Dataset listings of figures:
##########

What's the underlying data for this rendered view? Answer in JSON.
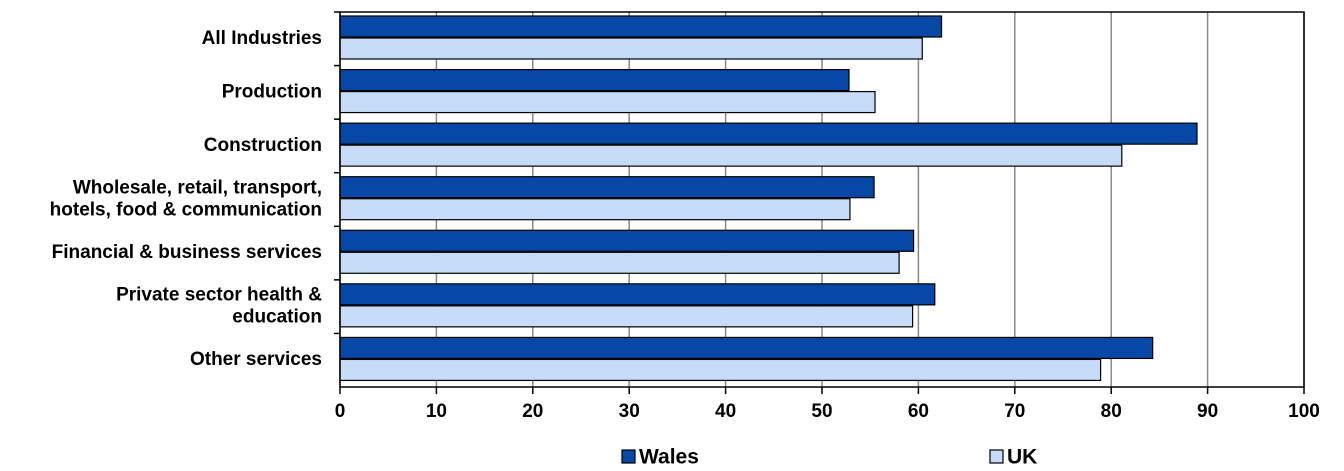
{
  "chart_data": {
    "type": "hbar",
    "categories": [
      "All Industries",
      "Production",
      "Construction",
      "Wholesale, retail, transport,\nhotels,  food & communication",
      "Financial & business services",
      "Private sector health &\neducation",
      "Other services"
    ],
    "series": [
      {
        "name": "Wales",
        "color": "#0747a6",
        "values": [
          62.4,
          52.8,
          88.9,
          55.4,
          59.5,
          61.7,
          84.3
        ]
      },
      {
        "name": "UK",
        "color": "#c6dbf7",
        "values": [
          60.4,
          55.5,
          81.1,
          52.9,
          58,
          59.4,
          78.9
        ]
      }
    ],
    "xlim": [
      0,
      100
    ],
    "xticks": [
      0,
      10,
      20,
      30,
      40,
      50,
      60,
      70,
      80,
      90,
      100
    ],
    "grid": true,
    "legend": "bottom"
  }
}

##########

* What needs to be done:
Search the records for the word "services" and copy every line where it occurs.

* Answer to the task:
      "Financial & business services",
      "Other services"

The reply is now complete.